▶ _SHORT TASK 1_
In the passage on equilibrium in the exchange model, what does every country establish to protect its economy from goods flow from outside?
▶ _SHORT TASK 2_
From the passage on equilibrium in the exchange model, output the stretch that begins at the words "Let us give" and stops after "Definition 4.", copied word for word.

▶ _SOURCE EXTRACT_

* * * * *

What means that the exchange of n types of goods in the cost form between M countries is in an equilibrium state and why it is important to investigate the equilibrium states? First, let us mark that if for every country export-import balance is equal zero, then the relative equilibrium vector $p_0=\left\{p_1^0,\cdots ,p_n^0\right\}$ is such that $p_i^0=1,i=\overline{1,n}$, and the price vector $p=\left\{p_1,\cdots ,p_n\right\}$, is an equilibrium price vector, moreover, the set of inequalities (7) becomes the set of equalities. This case is ideal one in the reality. We describe the factors that can violate the ideal equilibrium in the exchange model. In the exchange model, there exist equilibrium states differing from this ideal case. As every country seeks to protect its economy from goods flow from outside, it establishes the customs-tariffs. This leads to the violation of zero export-import balances between the countries. Another factor influencing the violation of zero export-import balance is the state under which the country needs more import than export due to the internal state of economy and vice versa when the country needs more export than import. Such deviations in the export-import balance can lead to the equilibrium states that are far from the ideal equilibrium state. The quality of such equilibrium states can be very different. The main aim is to investigate these equilibrium states. The deformation of the ideal equilibrium state in the exchange model that can arise may also lead to the recession in the world economy. The above established arguments are very important to investigate these deformed equilibrium states.

3. Algorithms of the Equilibrium States Finding

Let us give a set of definitions useful for what follows.

Definition 3.

By a polyhedral non-negative cone created by a set of vectors $\left\{a_i,i=\overline{1,t}\right\}$ of n-dimensional space $R^n$, we understand the set of vectors

$d={\displaystyle \underset{i=1}{\overset{t}{\sum }}}{\alpha }_i{a}_i,$

where $\alpha ={\left\{{\alpha }_i\right\}}_{i=1}^t$ runs over the set $R_{+}^t$.

Definition 4.

The dimension of a non-negative polyhedral cone created by a set of vectors $\left\{a_i,i=\overline{1,t}\right\}$ in n-dimensional space $R^n$ is maximum number of linearly independent vectors from the set of vectors $\left\{a_i,i=\overline{1,t}\right\}$.

Definition 5.

* * * * *

▶ _RECORD SET_

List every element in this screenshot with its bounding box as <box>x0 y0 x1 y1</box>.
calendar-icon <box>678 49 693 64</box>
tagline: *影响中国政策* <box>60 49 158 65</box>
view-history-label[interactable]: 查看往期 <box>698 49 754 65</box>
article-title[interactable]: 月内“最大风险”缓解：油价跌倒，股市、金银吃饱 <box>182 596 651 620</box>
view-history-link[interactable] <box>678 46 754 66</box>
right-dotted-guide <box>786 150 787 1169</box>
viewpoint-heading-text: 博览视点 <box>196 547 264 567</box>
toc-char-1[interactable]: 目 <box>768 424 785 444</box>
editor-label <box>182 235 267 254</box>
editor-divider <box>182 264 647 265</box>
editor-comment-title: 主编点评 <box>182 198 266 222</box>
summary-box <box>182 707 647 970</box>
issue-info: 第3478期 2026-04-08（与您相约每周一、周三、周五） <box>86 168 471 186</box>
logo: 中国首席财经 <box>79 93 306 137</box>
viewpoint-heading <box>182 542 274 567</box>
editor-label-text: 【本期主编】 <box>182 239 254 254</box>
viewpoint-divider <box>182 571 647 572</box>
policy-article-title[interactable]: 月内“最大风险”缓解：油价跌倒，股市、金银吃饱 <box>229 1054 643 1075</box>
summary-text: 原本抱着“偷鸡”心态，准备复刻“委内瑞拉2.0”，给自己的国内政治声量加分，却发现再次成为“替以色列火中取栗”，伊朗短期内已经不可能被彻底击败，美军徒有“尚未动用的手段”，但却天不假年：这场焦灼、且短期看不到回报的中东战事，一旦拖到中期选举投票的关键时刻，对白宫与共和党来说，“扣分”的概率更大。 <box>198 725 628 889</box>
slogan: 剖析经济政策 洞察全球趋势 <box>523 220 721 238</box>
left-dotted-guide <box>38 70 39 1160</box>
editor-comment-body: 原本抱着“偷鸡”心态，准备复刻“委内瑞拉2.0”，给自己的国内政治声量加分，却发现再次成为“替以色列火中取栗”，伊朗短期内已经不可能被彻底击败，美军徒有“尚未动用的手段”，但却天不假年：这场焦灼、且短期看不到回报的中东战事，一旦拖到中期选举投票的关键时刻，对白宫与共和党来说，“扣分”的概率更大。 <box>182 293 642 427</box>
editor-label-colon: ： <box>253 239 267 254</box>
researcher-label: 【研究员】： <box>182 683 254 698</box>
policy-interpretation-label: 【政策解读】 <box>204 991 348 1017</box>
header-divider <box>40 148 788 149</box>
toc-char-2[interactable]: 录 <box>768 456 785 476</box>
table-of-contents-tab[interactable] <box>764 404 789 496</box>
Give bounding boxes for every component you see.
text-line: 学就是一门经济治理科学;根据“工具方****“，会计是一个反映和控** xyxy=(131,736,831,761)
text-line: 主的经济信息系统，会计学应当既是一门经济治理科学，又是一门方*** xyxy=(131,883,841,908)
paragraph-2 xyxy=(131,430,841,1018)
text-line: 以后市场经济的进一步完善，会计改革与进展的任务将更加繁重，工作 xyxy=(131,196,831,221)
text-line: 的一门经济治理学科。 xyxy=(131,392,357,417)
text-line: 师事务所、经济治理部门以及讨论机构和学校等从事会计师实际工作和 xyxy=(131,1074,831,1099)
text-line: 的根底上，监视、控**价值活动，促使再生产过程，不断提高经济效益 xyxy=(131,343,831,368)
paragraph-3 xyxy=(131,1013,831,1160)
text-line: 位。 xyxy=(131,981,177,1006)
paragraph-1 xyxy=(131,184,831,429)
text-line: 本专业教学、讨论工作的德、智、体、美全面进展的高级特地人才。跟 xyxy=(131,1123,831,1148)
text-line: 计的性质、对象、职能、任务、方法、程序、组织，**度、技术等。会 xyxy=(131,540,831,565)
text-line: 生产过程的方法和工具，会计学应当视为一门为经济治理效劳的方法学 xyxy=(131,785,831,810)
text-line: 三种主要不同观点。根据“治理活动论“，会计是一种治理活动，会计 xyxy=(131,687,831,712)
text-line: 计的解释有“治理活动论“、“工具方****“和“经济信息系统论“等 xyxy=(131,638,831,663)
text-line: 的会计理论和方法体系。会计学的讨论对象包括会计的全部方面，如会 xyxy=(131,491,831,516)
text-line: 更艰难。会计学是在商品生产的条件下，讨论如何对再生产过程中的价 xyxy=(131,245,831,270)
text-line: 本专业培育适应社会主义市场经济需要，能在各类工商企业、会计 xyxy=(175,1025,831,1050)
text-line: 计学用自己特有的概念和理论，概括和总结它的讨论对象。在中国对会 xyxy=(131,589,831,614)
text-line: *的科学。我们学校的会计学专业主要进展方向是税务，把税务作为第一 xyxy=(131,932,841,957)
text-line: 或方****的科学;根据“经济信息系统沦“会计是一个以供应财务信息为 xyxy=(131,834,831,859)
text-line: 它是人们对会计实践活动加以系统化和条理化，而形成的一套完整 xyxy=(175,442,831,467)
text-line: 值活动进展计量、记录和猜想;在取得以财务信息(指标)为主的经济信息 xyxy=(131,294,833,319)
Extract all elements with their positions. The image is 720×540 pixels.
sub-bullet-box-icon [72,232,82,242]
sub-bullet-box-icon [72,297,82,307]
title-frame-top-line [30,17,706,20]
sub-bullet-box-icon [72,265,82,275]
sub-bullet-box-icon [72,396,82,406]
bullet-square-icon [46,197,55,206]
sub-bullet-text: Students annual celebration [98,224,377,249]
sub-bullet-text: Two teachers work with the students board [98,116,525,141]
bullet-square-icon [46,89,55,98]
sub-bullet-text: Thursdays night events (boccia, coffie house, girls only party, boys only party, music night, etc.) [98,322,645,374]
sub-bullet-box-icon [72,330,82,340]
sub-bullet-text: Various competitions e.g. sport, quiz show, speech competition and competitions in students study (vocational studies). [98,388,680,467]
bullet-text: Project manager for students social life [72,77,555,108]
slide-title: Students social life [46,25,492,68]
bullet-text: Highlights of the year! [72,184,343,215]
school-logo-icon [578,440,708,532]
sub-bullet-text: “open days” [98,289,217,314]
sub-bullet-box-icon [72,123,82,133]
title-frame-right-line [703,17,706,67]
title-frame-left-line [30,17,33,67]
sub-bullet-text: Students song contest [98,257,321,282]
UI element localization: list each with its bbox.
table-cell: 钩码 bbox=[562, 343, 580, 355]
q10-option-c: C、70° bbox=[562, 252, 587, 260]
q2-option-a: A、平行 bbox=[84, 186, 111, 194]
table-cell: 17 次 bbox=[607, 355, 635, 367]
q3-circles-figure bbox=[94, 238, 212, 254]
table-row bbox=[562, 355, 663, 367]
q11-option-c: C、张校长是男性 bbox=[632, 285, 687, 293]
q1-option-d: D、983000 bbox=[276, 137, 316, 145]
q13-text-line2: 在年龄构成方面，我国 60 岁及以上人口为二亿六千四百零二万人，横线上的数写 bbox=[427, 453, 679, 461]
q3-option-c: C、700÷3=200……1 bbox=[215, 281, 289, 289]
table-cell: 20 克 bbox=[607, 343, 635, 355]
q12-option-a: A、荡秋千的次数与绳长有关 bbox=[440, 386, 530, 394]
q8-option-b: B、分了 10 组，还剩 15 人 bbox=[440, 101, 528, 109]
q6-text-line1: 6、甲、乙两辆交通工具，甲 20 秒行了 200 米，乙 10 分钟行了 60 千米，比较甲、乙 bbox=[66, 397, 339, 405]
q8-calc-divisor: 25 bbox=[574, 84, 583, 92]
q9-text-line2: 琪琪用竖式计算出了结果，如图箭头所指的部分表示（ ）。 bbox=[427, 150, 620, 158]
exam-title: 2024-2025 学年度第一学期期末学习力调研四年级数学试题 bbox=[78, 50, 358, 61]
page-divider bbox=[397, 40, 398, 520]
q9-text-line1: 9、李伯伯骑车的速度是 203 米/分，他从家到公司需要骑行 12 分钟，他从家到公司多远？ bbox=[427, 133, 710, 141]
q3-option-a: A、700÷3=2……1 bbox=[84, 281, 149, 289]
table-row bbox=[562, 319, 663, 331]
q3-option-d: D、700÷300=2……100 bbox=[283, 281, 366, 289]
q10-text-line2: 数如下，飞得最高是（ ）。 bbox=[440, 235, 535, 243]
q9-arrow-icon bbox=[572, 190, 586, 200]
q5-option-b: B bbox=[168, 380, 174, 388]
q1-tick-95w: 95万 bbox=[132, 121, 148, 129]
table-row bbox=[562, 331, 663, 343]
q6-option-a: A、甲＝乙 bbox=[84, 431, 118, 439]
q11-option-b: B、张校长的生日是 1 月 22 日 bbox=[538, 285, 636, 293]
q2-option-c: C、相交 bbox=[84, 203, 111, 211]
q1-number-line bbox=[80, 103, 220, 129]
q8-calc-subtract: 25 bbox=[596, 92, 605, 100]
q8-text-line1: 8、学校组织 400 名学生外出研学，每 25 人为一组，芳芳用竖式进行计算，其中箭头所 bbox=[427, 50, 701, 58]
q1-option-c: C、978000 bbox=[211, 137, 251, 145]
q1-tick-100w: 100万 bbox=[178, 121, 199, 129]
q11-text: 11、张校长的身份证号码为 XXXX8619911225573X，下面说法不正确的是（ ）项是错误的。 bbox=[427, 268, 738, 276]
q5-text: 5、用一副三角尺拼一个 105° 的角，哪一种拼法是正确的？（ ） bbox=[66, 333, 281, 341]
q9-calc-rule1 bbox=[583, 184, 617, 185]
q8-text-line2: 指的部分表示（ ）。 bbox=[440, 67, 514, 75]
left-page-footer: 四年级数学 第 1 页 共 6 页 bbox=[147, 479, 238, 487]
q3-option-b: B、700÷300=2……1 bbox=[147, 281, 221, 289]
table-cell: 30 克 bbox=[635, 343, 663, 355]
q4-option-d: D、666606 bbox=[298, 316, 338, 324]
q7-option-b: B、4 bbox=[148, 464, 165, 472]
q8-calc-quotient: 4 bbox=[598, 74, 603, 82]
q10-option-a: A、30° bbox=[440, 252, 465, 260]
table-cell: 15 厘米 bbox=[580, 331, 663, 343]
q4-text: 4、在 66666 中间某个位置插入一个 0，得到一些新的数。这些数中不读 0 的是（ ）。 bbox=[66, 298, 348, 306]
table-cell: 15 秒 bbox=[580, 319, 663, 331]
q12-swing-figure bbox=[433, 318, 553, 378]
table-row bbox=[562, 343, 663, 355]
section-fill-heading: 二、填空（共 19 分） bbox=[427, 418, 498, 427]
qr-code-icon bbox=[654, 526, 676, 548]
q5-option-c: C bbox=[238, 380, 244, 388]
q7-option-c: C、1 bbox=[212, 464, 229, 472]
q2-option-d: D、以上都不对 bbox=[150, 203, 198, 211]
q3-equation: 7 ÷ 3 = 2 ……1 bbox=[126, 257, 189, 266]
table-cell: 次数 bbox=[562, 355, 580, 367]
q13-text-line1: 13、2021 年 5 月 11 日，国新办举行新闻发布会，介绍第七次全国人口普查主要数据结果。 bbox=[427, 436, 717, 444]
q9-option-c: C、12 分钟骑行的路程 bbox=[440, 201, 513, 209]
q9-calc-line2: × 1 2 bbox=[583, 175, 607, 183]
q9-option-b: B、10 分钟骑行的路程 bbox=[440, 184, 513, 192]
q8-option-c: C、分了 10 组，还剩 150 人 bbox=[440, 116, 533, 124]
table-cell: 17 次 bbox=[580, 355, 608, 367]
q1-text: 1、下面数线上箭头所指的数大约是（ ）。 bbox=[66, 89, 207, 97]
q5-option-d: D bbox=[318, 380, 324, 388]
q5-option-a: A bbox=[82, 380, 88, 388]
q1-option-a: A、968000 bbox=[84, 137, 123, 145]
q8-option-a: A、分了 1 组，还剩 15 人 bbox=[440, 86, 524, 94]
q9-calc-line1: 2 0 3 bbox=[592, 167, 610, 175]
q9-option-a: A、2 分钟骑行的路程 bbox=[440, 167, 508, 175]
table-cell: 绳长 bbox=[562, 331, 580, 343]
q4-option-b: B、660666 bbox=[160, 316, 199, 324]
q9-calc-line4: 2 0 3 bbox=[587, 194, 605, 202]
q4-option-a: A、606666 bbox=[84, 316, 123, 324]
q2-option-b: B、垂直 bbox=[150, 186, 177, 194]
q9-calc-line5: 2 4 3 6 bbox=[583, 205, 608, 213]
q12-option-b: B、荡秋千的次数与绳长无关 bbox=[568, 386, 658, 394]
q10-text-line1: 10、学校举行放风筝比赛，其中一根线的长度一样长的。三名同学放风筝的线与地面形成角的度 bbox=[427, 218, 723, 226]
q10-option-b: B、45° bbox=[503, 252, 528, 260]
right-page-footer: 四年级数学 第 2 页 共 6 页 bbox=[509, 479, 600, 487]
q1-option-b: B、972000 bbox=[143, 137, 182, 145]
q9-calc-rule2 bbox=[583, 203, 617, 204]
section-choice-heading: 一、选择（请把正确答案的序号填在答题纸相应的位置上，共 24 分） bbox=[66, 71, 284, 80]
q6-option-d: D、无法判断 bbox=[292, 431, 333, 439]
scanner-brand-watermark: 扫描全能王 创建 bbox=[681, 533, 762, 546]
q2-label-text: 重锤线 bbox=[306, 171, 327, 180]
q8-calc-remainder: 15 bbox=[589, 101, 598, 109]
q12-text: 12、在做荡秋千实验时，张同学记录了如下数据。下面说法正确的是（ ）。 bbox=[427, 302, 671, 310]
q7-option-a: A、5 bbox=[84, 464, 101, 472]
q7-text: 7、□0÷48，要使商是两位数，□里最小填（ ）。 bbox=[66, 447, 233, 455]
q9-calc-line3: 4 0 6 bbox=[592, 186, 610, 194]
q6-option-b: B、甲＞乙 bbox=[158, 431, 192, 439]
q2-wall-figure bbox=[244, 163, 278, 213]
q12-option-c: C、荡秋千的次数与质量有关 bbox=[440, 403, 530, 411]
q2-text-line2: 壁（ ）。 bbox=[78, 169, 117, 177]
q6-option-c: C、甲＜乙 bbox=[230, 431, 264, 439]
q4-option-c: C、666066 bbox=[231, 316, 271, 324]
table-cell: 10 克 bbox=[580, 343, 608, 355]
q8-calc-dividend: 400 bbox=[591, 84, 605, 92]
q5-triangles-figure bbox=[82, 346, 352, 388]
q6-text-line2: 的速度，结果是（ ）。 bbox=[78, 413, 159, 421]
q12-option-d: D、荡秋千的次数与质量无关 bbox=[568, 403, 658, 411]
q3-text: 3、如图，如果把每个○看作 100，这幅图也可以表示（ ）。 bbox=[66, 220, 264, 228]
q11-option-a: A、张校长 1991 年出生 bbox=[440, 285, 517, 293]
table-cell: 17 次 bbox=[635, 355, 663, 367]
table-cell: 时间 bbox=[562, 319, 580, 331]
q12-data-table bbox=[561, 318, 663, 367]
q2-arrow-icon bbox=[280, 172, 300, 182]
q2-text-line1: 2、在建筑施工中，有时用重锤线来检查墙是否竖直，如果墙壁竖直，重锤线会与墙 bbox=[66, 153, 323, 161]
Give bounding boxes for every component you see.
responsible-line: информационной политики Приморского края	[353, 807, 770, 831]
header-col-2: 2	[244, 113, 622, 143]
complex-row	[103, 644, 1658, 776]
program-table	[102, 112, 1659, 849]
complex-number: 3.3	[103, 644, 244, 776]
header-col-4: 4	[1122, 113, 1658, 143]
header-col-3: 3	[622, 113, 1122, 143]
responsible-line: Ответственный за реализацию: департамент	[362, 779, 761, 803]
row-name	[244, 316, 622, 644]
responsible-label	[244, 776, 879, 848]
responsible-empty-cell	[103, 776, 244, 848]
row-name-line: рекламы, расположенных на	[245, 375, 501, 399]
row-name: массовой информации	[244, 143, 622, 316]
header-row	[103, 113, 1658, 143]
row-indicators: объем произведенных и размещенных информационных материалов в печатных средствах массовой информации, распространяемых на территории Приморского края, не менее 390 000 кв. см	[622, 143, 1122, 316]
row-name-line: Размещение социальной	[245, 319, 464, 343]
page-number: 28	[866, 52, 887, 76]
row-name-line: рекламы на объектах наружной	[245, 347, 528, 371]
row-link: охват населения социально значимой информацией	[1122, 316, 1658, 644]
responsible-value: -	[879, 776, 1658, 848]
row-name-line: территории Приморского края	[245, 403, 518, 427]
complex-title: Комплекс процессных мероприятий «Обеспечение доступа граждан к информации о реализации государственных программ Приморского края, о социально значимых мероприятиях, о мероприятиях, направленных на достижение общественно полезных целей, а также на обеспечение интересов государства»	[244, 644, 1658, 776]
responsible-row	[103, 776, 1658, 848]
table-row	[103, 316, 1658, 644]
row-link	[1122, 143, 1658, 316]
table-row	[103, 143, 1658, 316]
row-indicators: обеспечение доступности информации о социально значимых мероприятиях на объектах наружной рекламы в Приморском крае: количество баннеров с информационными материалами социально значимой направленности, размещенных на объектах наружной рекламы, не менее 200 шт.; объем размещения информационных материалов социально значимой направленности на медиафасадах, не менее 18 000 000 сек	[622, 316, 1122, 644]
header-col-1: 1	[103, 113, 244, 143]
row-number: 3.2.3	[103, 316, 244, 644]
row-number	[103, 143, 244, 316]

* * * * *

▶ _WRITTEN REPLY 1_
Customs-tariffs.

▶ _WRITTEN REPLY 2_
Let us give a set of definitions useful for what follows.

Definition 3.

By a polyhedral non-negative cone created by a set of vectors $\left\{a_i,i=\overline{1,t}\right\}$ of n-dimensional space $R^n$, we understand the set of vectors

$d={\displaystyle \underset{i=1}{\overset{t}{\sum }}}{\alpha }_i{a}_i,$

where $\alpha ={\left\{{\alpha }_i\right\}}_{i=1}^t$ runs over the set $R_{+}^t$.

Definition 4.